[RECORDS SUPPLIED]

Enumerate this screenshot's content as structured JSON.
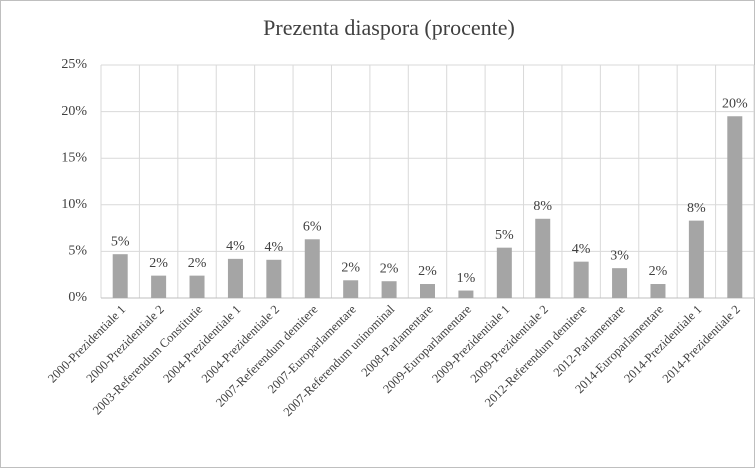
{
  "chart_data": {
    "type": "bar",
    "title": "Prezenta diaspora (procente)",
    "categories": [
      "2000-Prezidentiale 1",
      "2000-Prezidentiale 2",
      "2003-Referendum Constitutie",
      "2004-Prezidentiale 1",
      "2004-Prezidentiale 2",
      "2007-Referendum demitere",
      "2007-Europarlamentare",
      "2007-Referendum uninominal",
      "2008-Parlamentare",
      "2009-Europarlamentare",
      "2009-Prezidentiale 1",
      "2009-Prezidentiale 2",
      "2012-Referendum demitere",
      "2012-Parlamentare",
      "2014-Europarlamentare",
      "2014-Prezidentiale 1",
      "2014-Prezidentiale 2"
    ],
    "values": [
      4.7,
      2.4,
      2.4,
      4.2,
      4.1,
      6.3,
      1.9,
      1.8,
      1.5,
      0.8,
      5.4,
      8.5,
      3.9,
      3.2,
      1.5,
      8.3,
      19.5
    ],
    "value_labels": [
      "5%",
      "2%",
      "2%",
      "4%",
      "4%",
      "6%",
      "2%",
      "2%",
      "2%",
      "1%",
      "5%",
      "8%",
      "4%",
      "3%",
      "2%",
      "8%",
      "20%"
    ],
    "color": "#a5a5a5",
    "ylim": [
      0,
      25
    ],
    "yticks": [
      {
        "value": 0,
        "label": "0%"
      },
      {
        "value": 5,
        "label": "5%"
      },
      {
        "value": 10,
        "label": "10%"
      },
      {
        "value": 15,
        "label": "15%"
      },
      {
        "value": 20,
        "label": "20%"
      },
      {
        "value": 25,
        "label": "25%"
      }
    ],
    "grid": true
  }
}
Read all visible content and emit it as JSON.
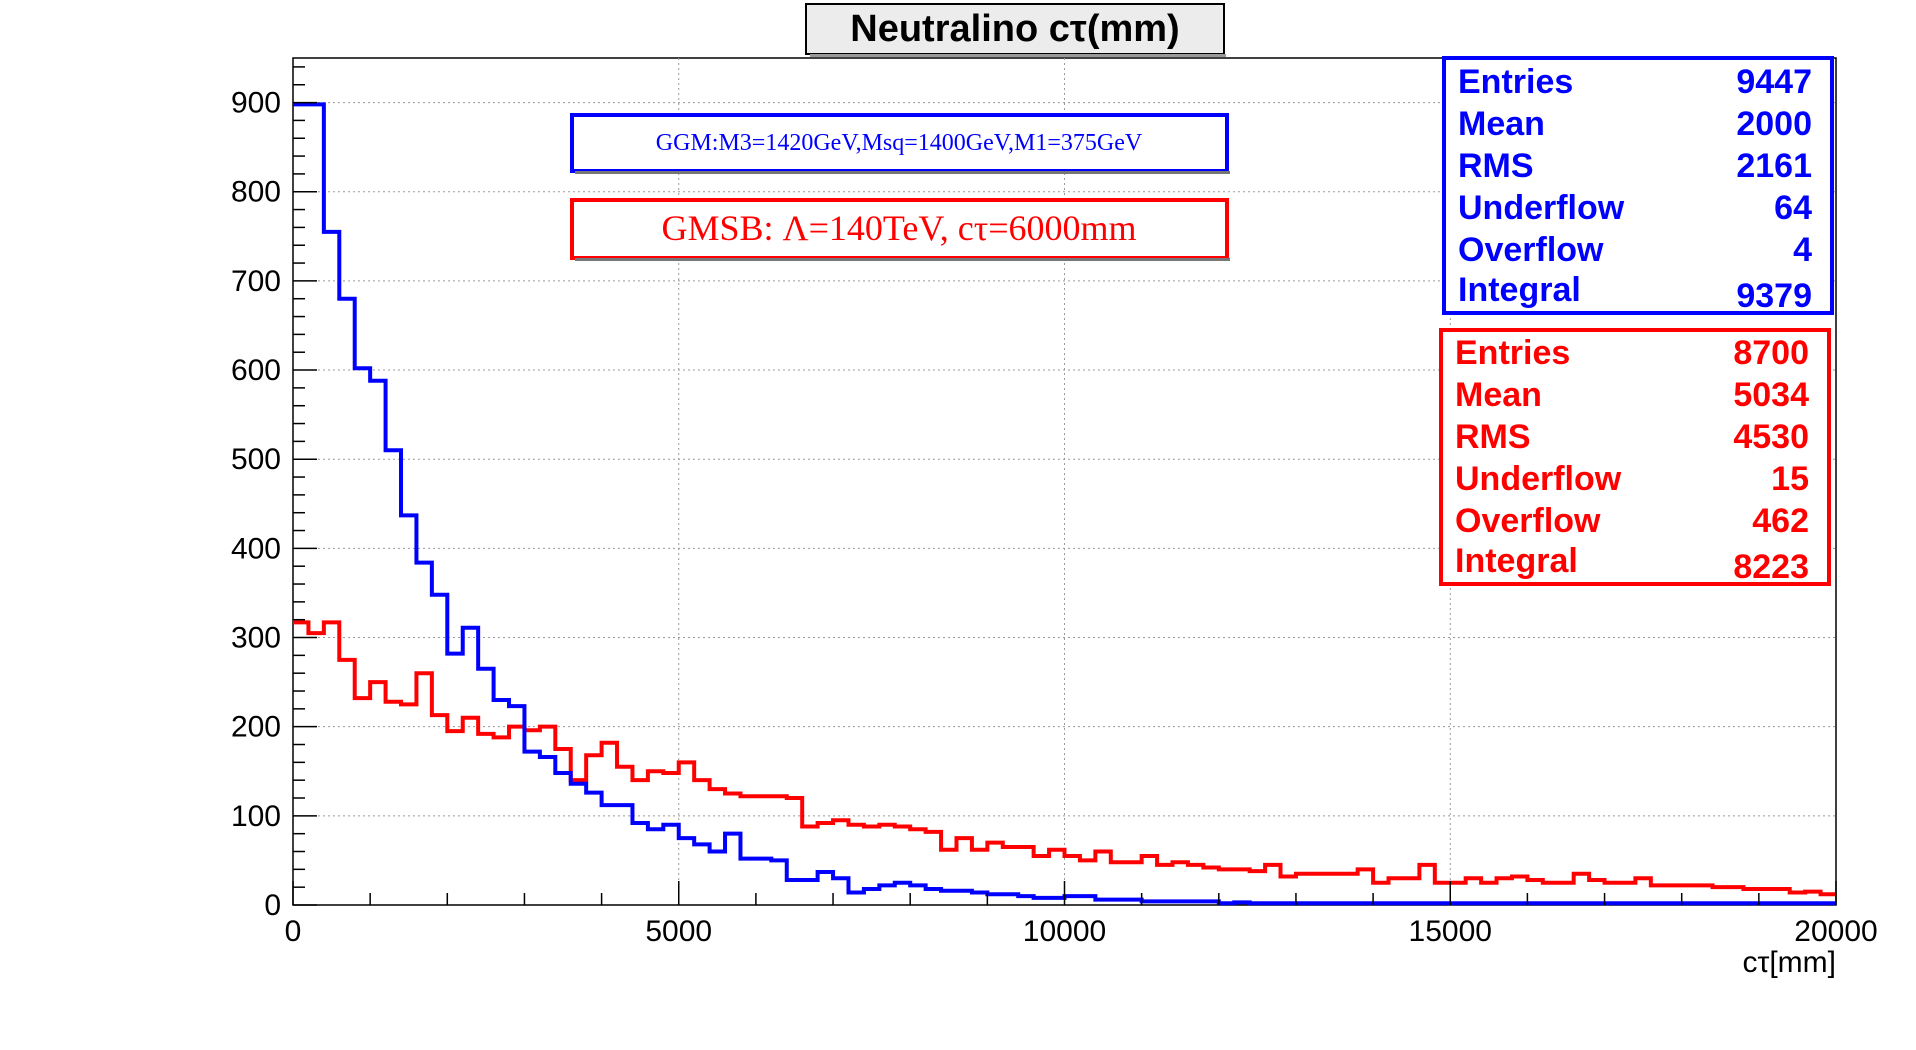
{
  "chart_data": {
    "type": "line",
    "step": true,
    "title": "Neutralino cτ(mm)",
    "xlabel": "cτ[mm]",
    "ylabel": "",
    "xlim": [
      0,
      20000
    ],
    "ylim": [
      0,
      950
    ],
    "xticks": [
      0,
      5000,
      10000,
      15000,
      20000
    ],
    "yticks": [
      0,
      100,
      200,
      300,
      400,
      500,
      600,
      700,
      800,
      900
    ],
    "grid": true,
    "bin_width": 200,
    "series": [
      {
        "color": "#0000ff",
        "values": [
          898,
          898,
          755,
          680,
          602,
          588,
          510,
          437,
          384,
          348,
          282,
          311,
          265,
          230,
          223,
          172,
          166,
          148,
          136,
          126,
          112,
          112,
          92,
          85,
          90,
          75,
          68,
          60,
          80,
          52,
          52,
          50,
          28,
          28,
          37,
          30,
          14,
          18,
          22,
          25,
          22,
          18,
          16,
          16,
          14,
          12,
          12,
          10,
          8,
          8,
          10,
          10,
          6,
          6,
          6,
          4,
          4,
          4,
          4,
          4,
          2,
          3,
          2,
          2,
          2,
          2,
          2,
          2,
          2,
          2,
          2,
          2,
          2,
          2,
          2,
          2,
          2,
          2,
          2,
          2,
          2,
          2,
          2,
          2,
          2,
          2,
          2,
          2,
          2,
          2,
          2,
          2,
          2,
          2,
          2,
          2,
          2,
          2,
          2,
          2
        ]
      },
      {
        "color": "#ff0000",
        "values": [
          317,
          305,
          317,
          275,
          232,
          250,
          228,
          225,
          260,
          213,
          195,
          210,
          192,
          188,
          200,
          196,
          200,
          175,
          140,
          168,
          182,
          155,
          140,
          150,
          148,
          160,
          140,
          130,
          125,
          122,
          122,
          122,
          120,
          88,
          92,
          95,
          90,
          88,
          90,
          88,
          85,
          82,
          62,
          75,
          62,
          70,
          65,
          65,
          55,
          62,
          55,
          50,
          60,
          48,
          48,
          55,
          45,
          48,
          45,
          42,
          40,
          40,
          38,
          45,
          32,
          35,
          35,
          35,
          35,
          40,
          25,
          30,
          30,
          45,
          25,
          25,
          30,
          25,
          30,
          32,
          28,
          25,
          25,
          35,
          28,
          25,
          25,
          30,
          22,
          22,
          22,
          22,
          20,
          20,
          18,
          18,
          18,
          14,
          15,
          12
        ]
      }
    ],
    "legend_boxes": [
      {
        "text": "GGM:M3=1420GeV,Msq=1400GeV,M1=375GeV",
        "color": "#0000ff"
      },
      {
        "text": "GMSB: Λ=140TeV, cτ=6000mm",
        "color": "#ff0000"
      }
    ],
    "stat_boxes": [
      {
        "color": "#0000ff",
        "rows": [
          {
            "label": "Entries",
            "value": "9447"
          },
          {
            "label": "Mean",
            "value": "2000"
          },
          {
            "label": "RMS",
            "value": "2161"
          },
          {
            "label": "Underflow",
            "value": "64"
          },
          {
            "label": "Overflow",
            "value": "4"
          },
          {
            "label": "Integral",
            "value": "9379"
          }
        ]
      },
      {
        "color": "#ff0000",
        "rows": [
          {
            "label": "Entries",
            "value": "8700"
          },
          {
            "label": "Mean",
            "value": "5034"
          },
          {
            "label": "RMS",
            "value": "4530"
          },
          {
            "label": "Underflow",
            "value": "15"
          },
          {
            "label": "Overflow",
            "value": "462"
          },
          {
            "label": "Integral",
            "value": "8223"
          }
        ]
      }
    ]
  }
}
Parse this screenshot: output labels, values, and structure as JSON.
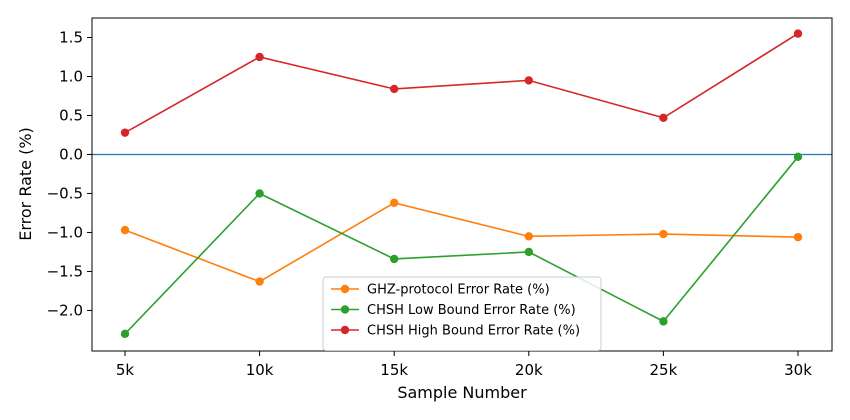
{
  "chart_data": {
    "type": "line",
    "title": "",
    "xlabel": "Sample Number",
    "ylabel": "Error Rate (%)",
    "categories": [
      "5k",
      "10k",
      "15k",
      "20k",
      "25k",
      "30k"
    ],
    "ylim": [
      -2.52,
      1.75
    ],
    "yticks": [
      1.5,
      1.0,
      0.5,
      0.0,
      -0.5,
      -1.0,
      -1.5,
      -2.0
    ],
    "ytick_labels": [
      "1.5",
      "1.0",
      "0.5",
      "0.0",
      "−0.5",
      "−1.0",
      "−1.5",
      "−2.0"
    ],
    "reference_line": {
      "y": 0.0,
      "color": "#1f77b4"
    },
    "series": [
      {
        "name": "GHZ-protocol Error Rate (%)",
        "color": "#ff7f0e",
        "values": [
          -0.97,
          -1.63,
          -0.62,
          -1.05,
          -1.02,
          -1.06
        ]
      },
      {
        "name": "CHSH Low Bound Error Rate (%)",
        "color": "#2ca02c",
        "values": [
          -2.3,
          -0.5,
          -1.34,
          -1.25,
          -2.14,
          -0.03
        ]
      },
      {
        "name": "CHSH High Bound Error Rate (%)",
        "color": "#d62728",
        "values": [
          0.28,
          1.25,
          0.84,
          0.95,
          0.47,
          1.55
        ]
      }
    ],
    "grid": false,
    "legend_position": "lower-center"
  }
}
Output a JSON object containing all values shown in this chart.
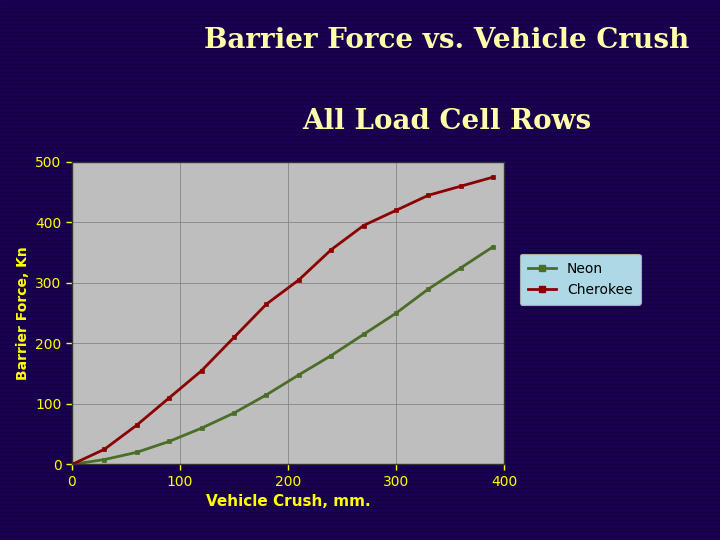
{
  "title_line1": "Barrier Force vs. Vehicle Crush",
  "title_line2": "All Load Cell Rows",
  "title_color": "#FFFFAA",
  "xlabel": "Vehicle Crush, mm.",
  "ylabel": "Barrier Force, Kn",
  "xlabel_color": "#FFFF00",
  "ylabel_color": "#FFFF00",
  "tick_color": "#FFFF00",
  "background_outer": "#1a0050",
  "background_plot": "#bebebe",
  "xlim": [
    0,
    400
  ],
  "ylim": [
    0,
    500
  ],
  "xticks": [
    0,
    100,
    200,
    300,
    400
  ],
  "yticks": [
    0,
    100,
    200,
    300,
    400,
    500
  ],
  "neon_x": [
    0,
    30,
    60,
    90,
    120,
    150,
    180,
    210,
    240,
    270,
    300,
    330,
    360,
    390
  ],
  "neon_y": [
    0,
    8,
    20,
    38,
    60,
    85,
    115,
    148,
    180,
    215,
    250,
    290,
    325,
    360
  ],
  "cherokee_x": [
    0,
    30,
    60,
    90,
    120,
    150,
    180,
    210,
    240,
    270,
    300,
    330,
    360,
    390
  ],
  "cherokee_y": [
    0,
    25,
    65,
    110,
    155,
    210,
    265,
    305,
    355,
    395,
    420,
    445,
    460,
    475
  ],
  "neon_color": "#4a6e28",
  "cherokee_color": "#8b0000",
  "legend_bg": "#add8e6",
  "grid_color": "#888888",
  "spine_color": "#333333",
  "title_fontsize": 20,
  "tick_fontsize": 10,
  "xlabel_fontsize": 11,
  "ylabel_fontsize": 10
}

[WHAT THE TASK REQUIRES] Tally the lines of the listing that include "Vehicle". Reply with nothing but the count.

[WRITTEN ANSWER] 2